● STATED GOAL
Transcribe every line, keeping it exact.

● LISTING
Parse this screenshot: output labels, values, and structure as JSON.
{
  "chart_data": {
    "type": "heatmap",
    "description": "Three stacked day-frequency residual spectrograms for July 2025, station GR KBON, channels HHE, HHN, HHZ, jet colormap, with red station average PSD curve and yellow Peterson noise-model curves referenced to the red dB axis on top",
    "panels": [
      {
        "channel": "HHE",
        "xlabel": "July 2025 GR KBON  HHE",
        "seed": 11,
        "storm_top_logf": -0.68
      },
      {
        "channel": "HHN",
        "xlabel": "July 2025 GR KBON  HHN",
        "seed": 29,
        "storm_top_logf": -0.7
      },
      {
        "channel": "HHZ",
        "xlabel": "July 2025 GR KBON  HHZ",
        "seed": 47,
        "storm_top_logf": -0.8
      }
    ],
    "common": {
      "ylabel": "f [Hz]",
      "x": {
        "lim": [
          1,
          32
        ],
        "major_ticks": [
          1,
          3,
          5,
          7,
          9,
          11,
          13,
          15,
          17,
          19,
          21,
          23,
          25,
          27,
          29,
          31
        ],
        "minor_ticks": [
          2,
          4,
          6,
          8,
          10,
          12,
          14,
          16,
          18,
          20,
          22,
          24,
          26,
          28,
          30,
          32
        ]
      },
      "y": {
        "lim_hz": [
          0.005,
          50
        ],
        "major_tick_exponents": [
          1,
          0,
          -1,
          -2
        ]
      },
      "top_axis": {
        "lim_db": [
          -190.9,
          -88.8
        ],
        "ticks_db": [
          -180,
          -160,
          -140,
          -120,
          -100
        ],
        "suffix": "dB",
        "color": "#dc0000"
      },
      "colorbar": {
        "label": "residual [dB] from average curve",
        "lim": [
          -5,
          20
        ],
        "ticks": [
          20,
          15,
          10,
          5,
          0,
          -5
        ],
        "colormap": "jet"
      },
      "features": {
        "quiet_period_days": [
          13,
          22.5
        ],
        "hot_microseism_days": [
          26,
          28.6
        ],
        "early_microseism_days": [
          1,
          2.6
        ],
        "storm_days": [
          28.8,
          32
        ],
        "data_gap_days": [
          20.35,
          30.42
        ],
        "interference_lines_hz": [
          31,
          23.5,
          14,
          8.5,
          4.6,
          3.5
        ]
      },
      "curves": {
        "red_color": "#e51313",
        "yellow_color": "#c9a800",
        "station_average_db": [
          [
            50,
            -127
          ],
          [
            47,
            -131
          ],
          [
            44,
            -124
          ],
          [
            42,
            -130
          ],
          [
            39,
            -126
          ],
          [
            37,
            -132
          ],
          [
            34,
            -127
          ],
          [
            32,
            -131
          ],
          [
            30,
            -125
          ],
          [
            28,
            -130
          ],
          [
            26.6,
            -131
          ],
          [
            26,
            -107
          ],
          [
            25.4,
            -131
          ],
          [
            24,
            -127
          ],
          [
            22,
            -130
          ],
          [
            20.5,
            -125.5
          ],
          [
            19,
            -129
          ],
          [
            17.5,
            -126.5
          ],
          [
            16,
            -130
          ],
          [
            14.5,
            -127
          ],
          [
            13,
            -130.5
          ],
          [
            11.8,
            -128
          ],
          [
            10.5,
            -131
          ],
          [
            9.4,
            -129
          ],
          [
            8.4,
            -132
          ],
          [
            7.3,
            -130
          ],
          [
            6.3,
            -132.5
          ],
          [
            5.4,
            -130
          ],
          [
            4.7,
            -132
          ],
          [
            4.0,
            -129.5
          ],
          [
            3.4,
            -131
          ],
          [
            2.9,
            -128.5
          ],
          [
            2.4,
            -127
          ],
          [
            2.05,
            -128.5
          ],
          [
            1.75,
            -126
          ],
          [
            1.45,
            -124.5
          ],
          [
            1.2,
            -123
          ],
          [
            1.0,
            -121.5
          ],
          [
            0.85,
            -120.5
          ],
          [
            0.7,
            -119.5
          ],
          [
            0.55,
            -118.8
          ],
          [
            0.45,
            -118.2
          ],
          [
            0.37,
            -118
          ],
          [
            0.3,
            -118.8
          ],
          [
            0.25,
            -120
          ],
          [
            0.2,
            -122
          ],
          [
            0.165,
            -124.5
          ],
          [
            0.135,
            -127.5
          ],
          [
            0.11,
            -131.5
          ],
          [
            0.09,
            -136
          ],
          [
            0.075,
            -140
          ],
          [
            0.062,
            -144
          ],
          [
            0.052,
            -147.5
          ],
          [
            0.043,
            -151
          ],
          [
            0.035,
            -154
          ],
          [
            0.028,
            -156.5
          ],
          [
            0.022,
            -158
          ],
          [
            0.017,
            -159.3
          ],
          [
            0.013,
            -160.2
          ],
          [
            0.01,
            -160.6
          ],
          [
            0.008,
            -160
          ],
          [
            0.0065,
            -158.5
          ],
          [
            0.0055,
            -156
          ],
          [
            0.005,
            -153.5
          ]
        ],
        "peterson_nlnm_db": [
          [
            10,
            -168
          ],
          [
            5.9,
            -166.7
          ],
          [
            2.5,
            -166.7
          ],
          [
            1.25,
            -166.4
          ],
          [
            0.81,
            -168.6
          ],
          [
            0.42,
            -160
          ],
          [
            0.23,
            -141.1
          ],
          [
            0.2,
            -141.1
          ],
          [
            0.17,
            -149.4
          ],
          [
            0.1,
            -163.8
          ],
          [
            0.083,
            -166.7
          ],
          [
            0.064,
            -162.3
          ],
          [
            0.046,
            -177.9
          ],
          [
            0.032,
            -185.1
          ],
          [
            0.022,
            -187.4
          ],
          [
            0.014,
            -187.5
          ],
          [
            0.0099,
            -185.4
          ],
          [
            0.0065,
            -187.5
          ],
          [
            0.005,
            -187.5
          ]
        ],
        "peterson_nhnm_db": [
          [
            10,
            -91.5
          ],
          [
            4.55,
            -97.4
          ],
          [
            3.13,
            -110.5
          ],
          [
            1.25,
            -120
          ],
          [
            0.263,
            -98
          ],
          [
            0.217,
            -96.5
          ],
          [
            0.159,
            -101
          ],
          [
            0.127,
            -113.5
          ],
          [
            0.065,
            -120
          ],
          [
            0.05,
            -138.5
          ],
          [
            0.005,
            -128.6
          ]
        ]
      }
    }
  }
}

● RESULT OF THE EXERCISE
Parse this screenshot: output labels, values, and structure as JSON.
{
  "chart_data": {
    "type": "heatmap",
    "description": "Three stacked day-frequency residual spectrograms for July 2025, station GR KBON, channels HHE, HHN, HHZ, jet colormap, with red station average PSD curve and yellow Peterson noise-model curves referenced to the red dB axis on top",
    "panels": [
      {
        "channel": "HHE",
        "xlabel": "July 2025 GR KBON  HHE",
        "seed": 11,
        "storm_top_logf": -0.68
      },
      {
        "channel": "HHN",
        "xlabel": "July 2025 GR KBON  HHN",
        "seed": 29,
        "storm_top_logf": -0.7
      },
      {
        "channel": "HHZ",
        "xlabel": "July 2025 GR KBON  HHZ",
        "seed": 47,
        "storm_top_logf": -0.8
      }
    ],
    "common": {
      "ylabel": "f [Hz]",
      "x": {
        "lim": [
          1,
          32
        ],
        "major_ticks": [
          1,
          3,
          5,
          7,
          9,
          11,
          13,
          15,
          17,
          19,
          21,
          23,
          25,
          27,
          29,
          31
        ],
        "minor_ticks": [
          2,
          4,
          6,
          8,
          10,
          12,
          14,
          16,
          18,
          20,
          22,
          24,
          26,
          28,
          30,
          32
        ]
      },
      "y": {
        "lim_hz": [
          0.005,
          50
        ],
        "major_tick_exponents": [
          1,
          0,
          -1,
          -2
        ]
      },
      "top_axis": {
        "lim_db": [
          -190.9,
          -88.8
        ],
        "ticks_db": [
          -180,
          -160,
          -140,
          -120,
          -100
        ],
        "suffix": "dB",
        "color": "#dc0000"
      },
      "colorbar": {
        "label": "residual [dB] from average curve",
        "lim": [
          -5,
          20
        ],
        "ticks": [
          20,
          15,
          10,
          5,
          0,
          -5
        ],
        "colormap": "jet"
      },
      "features": {
        "quiet_period_days": [
          13,
          22.5
        ],
        "hot_microseism_days": [
          26,
          28.6
        ],
        "early_microseism_days": [
          1,
          2.6
        ],
        "storm_days": [
          28.8,
          32
        ],
        "data_gap_days": [
          20.35,
          30.42
        ],
        "interference_lines_hz": [
          31,
          23.5,
          14,
          8.5,
          4.6,
          3.5
        ]
      },
      "curves": {
        "red_color": "#e51313",
        "yellow_color": "#c9a800",
        "station_average_db": [
          [
            50,
            -127
          ],
          [
            47,
            -131
          ],
          [
            44,
            -124
          ],
          [
            42,
            -130
          ],
          [
            39,
            -126
          ],
          [
            37,
            -132
          ],
          [
            34,
            -127
          ],
          [
            32,
            -131
          ],
          [
            30,
            -125
          ],
          [
            28,
            -130
          ],
          [
            26.6,
            -131
          ],
          [
            26,
            -107
          ],
          [
            25.4,
            -131
          ],
          [
            24,
            -127
          ],
          [
            22,
            -130
          ],
          [
            20.5,
            -125.5
          ],
          [
            19,
            -129
          ],
          [
            17.5,
            -126.5
          ],
          [
            16,
            -130
          ],
          [
            14.5,
            -127
          ],
          [
            13,
            -130.5
          ],
          [
            11.8,
            -128
          ],
          [
            10.5,
            -131
          ],
          [
            9.4,
            -129
          ],
          [
            8.4,
            -132
          ],
          [
            7.3,
            -130
          ],
          [
            6.3,
            -132.5
          ],
          [
            5.4,
            -130
          ],
          [
            4.7,
            -132
          ],
          [
            4.0,
            -129.5
          ],
          [
            3.4,
            -131
          ],
          [
            2.9,
            -128.5
          ],
          [
            2.4,
            -127
          ],
          [
            2.05,
            -128.5
          ],
          [
            1.75,
            -126
          ],
          [
            1.45,
            -124.5
          ],
          [
            1.2,
            -123
          ],
          [
            1.0,
            -121.5
          ],
          [
            0.85,
            -120.5
          ],
          [
            0.7,
            -119.5
          ],
          [
            0.55,
            -118.8
          ],
          [
            0.45,
            -118.2
          ],
          [
            0.37,
            -118
          ],
          [
            0.3,
            -118.8
          ],
          [
            0.25,
            -120
          ],
          [
            0.2,
            -122
          ],
          [
            0.165,
            -124.5
          ],
          [
            0.135,
            -127.5
          ],
          [
            0.11,
            -131.5
          ],
          [
            0.09,
            -136
          ],
          [
            0.075,
            -140
          ],
          [
            0.062,
            -144
          ],
          [
            0.052,
            -147.5
          ],
          [
            0.043,
            -151
          ],
          [
            0.035,
            -154
          ],
          [
            0.028,
            -156.5
          ],
          [
            0.022,
            -158
          ],
          [
            0.017,
            -159.3
          ],
          [
            0.013,
            -160.2
          ],
          [
            0.01,
            -160.6
          ],
          [
            0.008,
            -160
          ],
          [
            0.0065,
            -158.5
          ],
          [
            0.0055,
            -156
          ],
          [
            0.005,
            -153.5
          ]
        ],
        "peterson_nlnm_db": [
          [
            10,
            -168
          ],
          [
            5.9,
            -166.7
          ],
          [
            2.5,
            -166.7
          ],
          [
            1.25,
            -166.4
          ],
          [
            0.81,
            -168.6
          ],
          [
            0.42,
            -160
          ],
          [
            0.23,
            -141.1
          ],
          [
            0.2,
            -141.1
          ],
          [
            0.17,
            -149.4
          ],
          [
            0.1,
            -163.8
          ],
          [
            0.083,
            -166.7
          ],
          [
            0.064,
            -162.3
          ],
          [
            0.046,
            -177.9
          ],
          [
            0.032,
            -185.1
          ],
          [
            0.022,
            -187.4
          ],
          [
            0.014,
            -187.5
          ],
          [
            0.0099,
            -185.4
          ],
          [
            0.0065,
            -187.5
          ],
          [
            0.005,
            -187.5
          ]
        ],
        "peterson_nhnm_db": [
          [
            10,
            -91.5
          ],
          [
            4.55,
            -97.4
          ],
          [
            3.13,
            -110.5
          ],
          [
            1.25,
            -120
          ],
          [
            0.263,
            -98
          ],
          [
            0.217,
            -96.5
          ],
          [
            0.159,
            -101
          ],
          [
            0.127,
            -113.5
          ],
          [
            0.065,
            -120
          ],
          [
            0.05,
            -138.5
          ],
          [
            0.005,
            -128.6
          ]
        ]
      }
    }
  }
}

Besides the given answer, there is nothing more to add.